**** Provided entries

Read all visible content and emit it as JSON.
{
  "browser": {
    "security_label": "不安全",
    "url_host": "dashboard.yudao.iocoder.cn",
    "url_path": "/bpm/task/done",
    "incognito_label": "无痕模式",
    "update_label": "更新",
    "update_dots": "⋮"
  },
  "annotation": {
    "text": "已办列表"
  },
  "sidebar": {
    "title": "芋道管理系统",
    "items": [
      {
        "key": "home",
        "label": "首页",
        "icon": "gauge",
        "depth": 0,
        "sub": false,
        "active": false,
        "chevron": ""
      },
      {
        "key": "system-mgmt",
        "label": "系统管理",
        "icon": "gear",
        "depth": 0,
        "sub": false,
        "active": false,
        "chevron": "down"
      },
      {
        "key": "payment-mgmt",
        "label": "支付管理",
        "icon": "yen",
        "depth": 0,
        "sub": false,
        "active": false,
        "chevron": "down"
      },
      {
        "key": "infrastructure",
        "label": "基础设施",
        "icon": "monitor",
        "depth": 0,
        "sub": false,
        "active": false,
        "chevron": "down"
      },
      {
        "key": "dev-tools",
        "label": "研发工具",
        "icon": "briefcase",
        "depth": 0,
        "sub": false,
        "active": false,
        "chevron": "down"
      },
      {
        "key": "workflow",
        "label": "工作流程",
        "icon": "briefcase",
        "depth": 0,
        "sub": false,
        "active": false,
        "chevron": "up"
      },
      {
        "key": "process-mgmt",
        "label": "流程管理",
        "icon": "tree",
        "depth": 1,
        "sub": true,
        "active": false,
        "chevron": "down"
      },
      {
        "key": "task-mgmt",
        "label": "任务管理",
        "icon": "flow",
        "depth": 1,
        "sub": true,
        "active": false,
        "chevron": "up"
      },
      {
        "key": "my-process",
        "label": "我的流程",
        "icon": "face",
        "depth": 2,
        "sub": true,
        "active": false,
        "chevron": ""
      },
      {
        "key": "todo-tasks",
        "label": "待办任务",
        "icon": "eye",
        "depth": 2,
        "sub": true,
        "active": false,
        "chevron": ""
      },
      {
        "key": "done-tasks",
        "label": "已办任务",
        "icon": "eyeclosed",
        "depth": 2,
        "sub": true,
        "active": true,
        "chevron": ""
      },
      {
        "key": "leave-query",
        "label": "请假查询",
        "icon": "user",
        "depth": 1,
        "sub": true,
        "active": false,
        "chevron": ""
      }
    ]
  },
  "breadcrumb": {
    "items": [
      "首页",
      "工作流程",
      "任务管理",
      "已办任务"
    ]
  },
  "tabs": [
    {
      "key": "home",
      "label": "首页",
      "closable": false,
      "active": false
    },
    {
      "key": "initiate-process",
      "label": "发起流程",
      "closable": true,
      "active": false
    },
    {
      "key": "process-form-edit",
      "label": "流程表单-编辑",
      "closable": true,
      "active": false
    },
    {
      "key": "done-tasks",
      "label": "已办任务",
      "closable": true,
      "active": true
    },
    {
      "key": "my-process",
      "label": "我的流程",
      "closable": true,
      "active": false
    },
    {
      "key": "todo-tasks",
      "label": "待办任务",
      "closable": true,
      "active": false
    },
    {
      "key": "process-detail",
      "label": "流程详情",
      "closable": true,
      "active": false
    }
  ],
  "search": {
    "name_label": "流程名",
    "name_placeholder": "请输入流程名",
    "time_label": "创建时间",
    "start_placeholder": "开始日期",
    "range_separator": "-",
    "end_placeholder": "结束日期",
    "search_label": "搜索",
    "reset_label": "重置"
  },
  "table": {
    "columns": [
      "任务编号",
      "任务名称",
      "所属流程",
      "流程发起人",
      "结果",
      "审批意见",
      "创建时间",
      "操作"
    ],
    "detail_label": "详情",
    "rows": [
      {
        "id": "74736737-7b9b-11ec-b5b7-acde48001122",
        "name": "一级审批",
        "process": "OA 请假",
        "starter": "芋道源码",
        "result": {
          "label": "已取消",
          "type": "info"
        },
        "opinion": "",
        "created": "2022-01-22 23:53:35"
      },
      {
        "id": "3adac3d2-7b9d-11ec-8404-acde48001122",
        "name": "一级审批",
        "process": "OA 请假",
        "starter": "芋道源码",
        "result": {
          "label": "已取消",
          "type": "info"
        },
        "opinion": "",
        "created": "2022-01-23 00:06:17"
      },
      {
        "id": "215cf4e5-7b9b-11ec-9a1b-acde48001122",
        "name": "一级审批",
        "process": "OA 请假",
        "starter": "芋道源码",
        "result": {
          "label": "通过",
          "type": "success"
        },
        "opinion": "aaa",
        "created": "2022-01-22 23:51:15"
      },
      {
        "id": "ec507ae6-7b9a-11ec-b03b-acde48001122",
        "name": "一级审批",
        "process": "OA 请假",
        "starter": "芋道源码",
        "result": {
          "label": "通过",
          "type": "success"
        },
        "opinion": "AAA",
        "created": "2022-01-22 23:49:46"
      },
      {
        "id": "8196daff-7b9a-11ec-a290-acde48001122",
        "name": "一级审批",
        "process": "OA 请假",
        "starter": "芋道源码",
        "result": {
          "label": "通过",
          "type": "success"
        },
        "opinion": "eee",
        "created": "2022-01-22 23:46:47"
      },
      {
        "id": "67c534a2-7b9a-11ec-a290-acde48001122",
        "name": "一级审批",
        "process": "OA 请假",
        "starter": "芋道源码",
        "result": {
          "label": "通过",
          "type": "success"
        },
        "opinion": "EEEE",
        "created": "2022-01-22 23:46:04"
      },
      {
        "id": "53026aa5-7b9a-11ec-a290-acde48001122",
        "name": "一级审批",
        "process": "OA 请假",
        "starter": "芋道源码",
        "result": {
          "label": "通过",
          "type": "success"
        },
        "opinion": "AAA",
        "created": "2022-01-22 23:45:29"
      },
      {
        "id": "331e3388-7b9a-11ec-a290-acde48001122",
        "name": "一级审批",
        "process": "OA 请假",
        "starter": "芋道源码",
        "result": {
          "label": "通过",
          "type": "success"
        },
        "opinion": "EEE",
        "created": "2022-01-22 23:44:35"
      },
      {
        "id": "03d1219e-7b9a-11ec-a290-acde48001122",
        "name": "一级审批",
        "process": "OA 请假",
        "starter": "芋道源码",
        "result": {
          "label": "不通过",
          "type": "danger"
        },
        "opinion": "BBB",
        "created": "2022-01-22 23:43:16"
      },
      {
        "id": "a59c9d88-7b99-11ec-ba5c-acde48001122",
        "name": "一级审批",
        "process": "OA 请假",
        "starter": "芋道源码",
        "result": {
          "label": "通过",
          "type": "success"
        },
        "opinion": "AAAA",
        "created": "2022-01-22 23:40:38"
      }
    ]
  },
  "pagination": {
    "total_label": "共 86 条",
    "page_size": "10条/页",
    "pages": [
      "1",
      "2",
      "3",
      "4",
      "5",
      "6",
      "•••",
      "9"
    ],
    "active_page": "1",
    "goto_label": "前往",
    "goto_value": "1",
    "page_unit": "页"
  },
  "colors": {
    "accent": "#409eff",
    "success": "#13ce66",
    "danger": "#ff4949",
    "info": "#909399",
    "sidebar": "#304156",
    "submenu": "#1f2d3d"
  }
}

********

Looking at the entries above, say how many lines contain the word "opinion". Only the number is wanted.

10